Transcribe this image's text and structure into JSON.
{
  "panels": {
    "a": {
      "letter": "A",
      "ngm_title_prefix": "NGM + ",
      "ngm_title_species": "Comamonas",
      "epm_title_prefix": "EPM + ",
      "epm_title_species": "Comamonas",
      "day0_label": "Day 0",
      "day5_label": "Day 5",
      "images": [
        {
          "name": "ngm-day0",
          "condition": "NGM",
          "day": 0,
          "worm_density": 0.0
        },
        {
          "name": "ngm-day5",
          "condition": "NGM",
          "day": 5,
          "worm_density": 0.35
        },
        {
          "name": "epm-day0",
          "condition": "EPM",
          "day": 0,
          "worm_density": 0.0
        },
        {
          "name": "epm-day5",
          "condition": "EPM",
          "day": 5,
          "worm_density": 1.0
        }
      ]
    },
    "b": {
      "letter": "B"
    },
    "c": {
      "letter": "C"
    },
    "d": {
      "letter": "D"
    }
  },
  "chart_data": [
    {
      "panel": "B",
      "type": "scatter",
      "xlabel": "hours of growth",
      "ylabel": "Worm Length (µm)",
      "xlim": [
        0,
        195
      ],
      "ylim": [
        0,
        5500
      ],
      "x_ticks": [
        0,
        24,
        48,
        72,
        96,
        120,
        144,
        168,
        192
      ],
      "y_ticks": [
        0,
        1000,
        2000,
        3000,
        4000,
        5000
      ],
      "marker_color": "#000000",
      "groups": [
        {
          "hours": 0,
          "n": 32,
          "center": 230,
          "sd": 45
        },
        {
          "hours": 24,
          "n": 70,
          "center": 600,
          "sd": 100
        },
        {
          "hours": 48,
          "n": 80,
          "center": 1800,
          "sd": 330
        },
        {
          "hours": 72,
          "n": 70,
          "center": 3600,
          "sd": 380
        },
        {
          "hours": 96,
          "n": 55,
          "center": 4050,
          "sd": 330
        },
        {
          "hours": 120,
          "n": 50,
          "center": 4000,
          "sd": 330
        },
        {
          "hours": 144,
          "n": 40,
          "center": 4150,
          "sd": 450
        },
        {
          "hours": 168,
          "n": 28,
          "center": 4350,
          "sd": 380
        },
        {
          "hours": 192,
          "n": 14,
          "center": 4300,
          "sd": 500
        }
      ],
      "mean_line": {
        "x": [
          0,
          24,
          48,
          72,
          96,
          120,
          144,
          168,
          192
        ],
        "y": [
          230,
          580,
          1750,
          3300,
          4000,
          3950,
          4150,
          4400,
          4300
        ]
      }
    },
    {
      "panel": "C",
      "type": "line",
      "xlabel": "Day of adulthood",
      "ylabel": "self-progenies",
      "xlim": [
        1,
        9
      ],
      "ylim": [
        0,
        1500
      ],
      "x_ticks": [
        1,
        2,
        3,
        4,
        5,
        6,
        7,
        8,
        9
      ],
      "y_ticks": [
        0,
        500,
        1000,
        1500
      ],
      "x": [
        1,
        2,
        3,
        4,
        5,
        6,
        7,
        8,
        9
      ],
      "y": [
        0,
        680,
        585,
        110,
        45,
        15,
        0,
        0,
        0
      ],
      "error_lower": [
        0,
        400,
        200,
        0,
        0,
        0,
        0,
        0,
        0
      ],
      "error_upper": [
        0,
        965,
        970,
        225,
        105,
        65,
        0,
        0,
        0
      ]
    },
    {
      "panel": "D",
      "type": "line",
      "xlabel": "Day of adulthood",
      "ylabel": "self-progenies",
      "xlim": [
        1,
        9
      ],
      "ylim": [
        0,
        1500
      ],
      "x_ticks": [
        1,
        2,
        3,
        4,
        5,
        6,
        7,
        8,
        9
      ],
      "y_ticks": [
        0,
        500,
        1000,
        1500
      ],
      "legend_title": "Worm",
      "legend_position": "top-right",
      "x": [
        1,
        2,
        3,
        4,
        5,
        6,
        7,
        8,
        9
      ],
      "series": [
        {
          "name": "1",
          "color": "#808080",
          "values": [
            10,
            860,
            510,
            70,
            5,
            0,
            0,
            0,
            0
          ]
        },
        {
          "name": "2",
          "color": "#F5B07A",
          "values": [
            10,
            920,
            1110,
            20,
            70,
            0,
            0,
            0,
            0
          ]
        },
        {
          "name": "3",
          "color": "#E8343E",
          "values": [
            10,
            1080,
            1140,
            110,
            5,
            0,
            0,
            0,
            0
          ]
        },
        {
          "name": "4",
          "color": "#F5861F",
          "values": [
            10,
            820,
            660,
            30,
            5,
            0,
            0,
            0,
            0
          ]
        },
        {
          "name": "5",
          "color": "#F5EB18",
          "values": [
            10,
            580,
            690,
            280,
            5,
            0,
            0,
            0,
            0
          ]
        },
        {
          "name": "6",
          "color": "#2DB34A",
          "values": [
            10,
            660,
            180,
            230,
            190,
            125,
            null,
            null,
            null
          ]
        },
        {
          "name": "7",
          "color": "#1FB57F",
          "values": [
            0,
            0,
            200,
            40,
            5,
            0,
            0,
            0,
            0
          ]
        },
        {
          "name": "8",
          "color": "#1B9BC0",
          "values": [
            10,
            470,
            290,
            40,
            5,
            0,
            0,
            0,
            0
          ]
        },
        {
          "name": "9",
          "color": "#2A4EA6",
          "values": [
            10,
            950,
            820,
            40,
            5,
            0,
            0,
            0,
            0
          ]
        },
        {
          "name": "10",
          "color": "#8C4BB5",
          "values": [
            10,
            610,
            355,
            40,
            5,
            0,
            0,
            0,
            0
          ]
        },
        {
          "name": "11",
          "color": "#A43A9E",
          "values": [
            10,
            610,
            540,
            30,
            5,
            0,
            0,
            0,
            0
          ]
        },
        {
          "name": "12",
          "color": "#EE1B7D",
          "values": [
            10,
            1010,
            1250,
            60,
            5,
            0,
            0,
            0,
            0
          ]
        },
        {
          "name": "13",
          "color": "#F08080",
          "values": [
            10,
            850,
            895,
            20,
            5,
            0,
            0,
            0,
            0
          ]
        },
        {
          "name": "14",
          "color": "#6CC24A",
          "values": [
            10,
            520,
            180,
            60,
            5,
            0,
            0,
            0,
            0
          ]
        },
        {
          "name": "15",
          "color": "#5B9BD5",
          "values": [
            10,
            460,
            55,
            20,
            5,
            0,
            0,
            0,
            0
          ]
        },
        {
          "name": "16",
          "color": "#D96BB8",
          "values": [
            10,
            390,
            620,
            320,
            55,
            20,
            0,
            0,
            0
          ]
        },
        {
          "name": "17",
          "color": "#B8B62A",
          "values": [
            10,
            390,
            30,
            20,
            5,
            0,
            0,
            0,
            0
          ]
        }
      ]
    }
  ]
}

***

TASK INSTRUCTIONS >> Set out the complete listing exactly as shown.

EXERCISE RESULT >>
Transcribe this image's text and structure into JSON.
{
  "panels": {
    "a": {
      "letter": "A",
      "ngm_title_prefix": "NGM + ",
      "ngm_title_species": "Comamonas",
      "epm_title_prefix": "EPM + ",
      "epm_title_species": "Comamonas",
      "day0_label": "Day 0",
      "day5_label": "Day 5",
      "images": [
        {
          "name": "ngm-day0",
          "condition": "NGM",
          "day": 0,
          "worm_density": 0.0
        },
        {
          "name": "ngm-day5",
          "condition": "NGM",
          "day": 5,
          "worm_density": 0.35
        },
        {
          "name": "epm-day0",
          "condition": "EPM",
          "day": 0,
          "worm_density": 0.0
        },
        {
          "name": "epm-day5",
          "condition": "EPM",
          "day": 5,
          "worm_density": 1.0
        }
      ]
    },
    "b": {
      "letter": "B"
    },
    "c": {
      "letter": "C"
    },
    "d": {
      "letter": "D"
    }
  },
  "chart_data": [
    {
      "panel": "B",
      "type": "scatter",
      "xlabel": "hours of growth",
      "ylabel": "Worm Length (µm)",
      "xlim": [
        0,
        195
      ],
      "ylim": [
        0,
        5500
      ],
      "x_ticks": [
        0,
        24,
        48,
        72,
        96,
        120,
        144,
        168,
        192
      ],
      "y_ticks": [
        0,
        1000,
        2000,
        3000,
        4000,
        5000
      ],
      "marker_color": "#000000",
      "groups": [
        {
          "hours": 0,
          "n": 32,
          "center": 230,
          "sd": 45
        },
        {
          "hours": 24,
          "n": 70,
          "center": 600,
          "sd": 100
        },
        {
          "hours": 48,
          "n": 80,
          "center": 1800,
          "sd": 330
        },
        {
          "hours": 72,
          "n": 70,
          "center": 3600,
          "sd": 380
        },
        {
          "hours": 96,
          "n": 55,
          "center": 4050,
          "sd": 330
        },
        {
          "hours": 120,
          "n": 50,
          "center": 4000,
          "sd": 330
        },
        {
          "hours": 144,
          "n": 40,
          "center": 4150,
          "sd": 450
        },
        {
          "hours": 168,
          "n": 28,
          "center": 4350,
          "sd": 380
        },
        {
          "hours": 192,
          "n": 14,
          "center": 4300,
          "sd": 500
        }
      ],
      "mean_line": {
        "x": [
          0,
          24,
          48,
          72,
          96,
          120,
          144,
          168,
          192
        ],
        "y": [
          230,
          580,
          1750,
          3300,
          4000,
          3950,
          4150,
          4400,
          4300
        ]
      }
    },
    {
      "panel": "C",
      "type": "line",
      "xlabel": "Day of adulthood",
      "ylabel": "self-progenies",
      "xlim": [
        1,
        9
      ],
      "ylim": [
        0,
        1500
      ],
      "x_ticks": [
        1,
        2,
        3,
        4,
        5,
        6,
        7,
        8,
        9
      ],
      "y_ticks": [
        0,
        500,
        1000,
        1500
      ],
      "x": [
        1,
        2,
        3,
        4,
        5,
        6,
        7,
        8,
        9
      ],
      "y": [
        0,
        680,
        585,
        110,
        45,
        15,
        0,
        0,
        0
      ],
      "error_lower": [
        0,
        400,
        200,
        0,
        0,
        0,
        0,
        0,
        0
      ],
      "error_upper": [
        0,
        965,
        970,
        225,
        105,
        65,
        0,
        0,
        0
      ]
    },
    {
      "panel": "D",
      "type": "line",
      "xlabel": "Day of adulthood",
      "ylabel": "self-progenies",
      "xlim": [
        1,
        9
      ],
      "ylim": [
        0,
        1500
      ],
      "x_ticks": [
        1,
        2,
        3,
        4,
        5,
        6,
        7,
        8,
        9
      ],
      "y_ticks": [
        0,
        500,
        1000,
        1500
      ],
      "legend_title": "Worm",
      "legend_position": "top-right",
      "x": [
        1,
        2,
        3,
        4,
        5,
        6,
        7,
        8,
        9
      ],
      "series": [
        {
          "name": "1",
          "color": "#808080",
          "values": [
            10,
            860,
            510,
            70,
            5,
            0,
            0,
            0,
            0
          ]
        },
        {
          "name": "2",
          "color": "#F5B07A",
          "values": [
            10,
            920,
            1110,
            20,
            70,
            0,
            0,
            0,
            0
          ]
        },
        {
          "name": "3",
          "color": "#E8343E",
          "values": [
            10,
            1080,
            1140,
            110,
            5,
            0,
            0,
            0,
            0
          ]
        },
        {
          "name": "4",
          "color": "#F5861F",
          "values": [
            10,
            820,
            660,
            30,
            5,
            0,
            0,
            0,
            0
          ]
        },
        {
          "name": "5",
          "color": "#F5EB18",
          "values": [
            10,
            580,
            690,
            280,
            5,
            0,
            0,
            0,
            0
          ]
        },
        {
          "name": "6",
          "color": "#2DB34A",
          "values": [
            10,
            660,
            180,
            230,
            190,
            125,
            null,
            null,
            null
          ]
        },
        {
          "name": "7",
          "color": "#1FB57F",
          "values": [
            0,
            0,
            200,
            40,
            5,
            0,
            0,
            0,
            0
          ]
        },
        {
          "name": "8",
          "color": "#1B9BC0",
          "values": [
            10,
            470,
            290,
            40,
            5,
            0,
            0,
            0,
            0
          ]
        },
        {
          "name": "9",
          "color": "#2A4EA6",
          "values": [
            10,
            950,
            820,
            40,
            5,
            0,
            0,
            0,
            0
          ]
        },
        {
          "name": "10",
          "color": "#8C4BB5",
          "values": [
            10,
            610,
            355,
            40,
            5,
            0,
            0,
            0,
            0
          ]
        },
        {
          "name": "11",
          "color": "#A43A9E",
          "values": [
            10,
            610,
            540,
            30,
            5,
            0,
            0,
            0,
            0
          ]
        },
        {
          "name": "12",
          "color": "#EE1B7D",
          "values": [
            10,
            1010,
            1250,
            60,
            5,
            0,
            0,
            0,
            0
          ]
        },
        {
          "name": "13",
          "color": "#F08080",
          "values": [
            10,
            850,
            895,
            20,
            5,
            0,
            0,
            0,
            0
          ]
        },
        {
          "name": "14",
          "color": "#6CC24A",
          "values": [
            10,
            520,
            180,
            60,
            5,
            0,
            0,
            0,
            0
          ]
        },
        {
          "name": "15",
          "color": "#5B9BD5",
          "values": [
            10,
            460,
            55,
            20,
            5,
            0,
            0,
            0,
            0
          ]
        },
        {
          "name": "16",
          "color": "#D96BB8",
          "values": [
            10,
            390,
            620,
            320,
            55,
            20,
            0,
            0,
            0
          ]
        },
        {
          "name": "17",
          "color": "#B8B62A",
          "values": [
            10,
            390,
            30,
            20,
            5,
            0,
            0,
            0,
            0
          ]
        }
      ]
    }
  ]
}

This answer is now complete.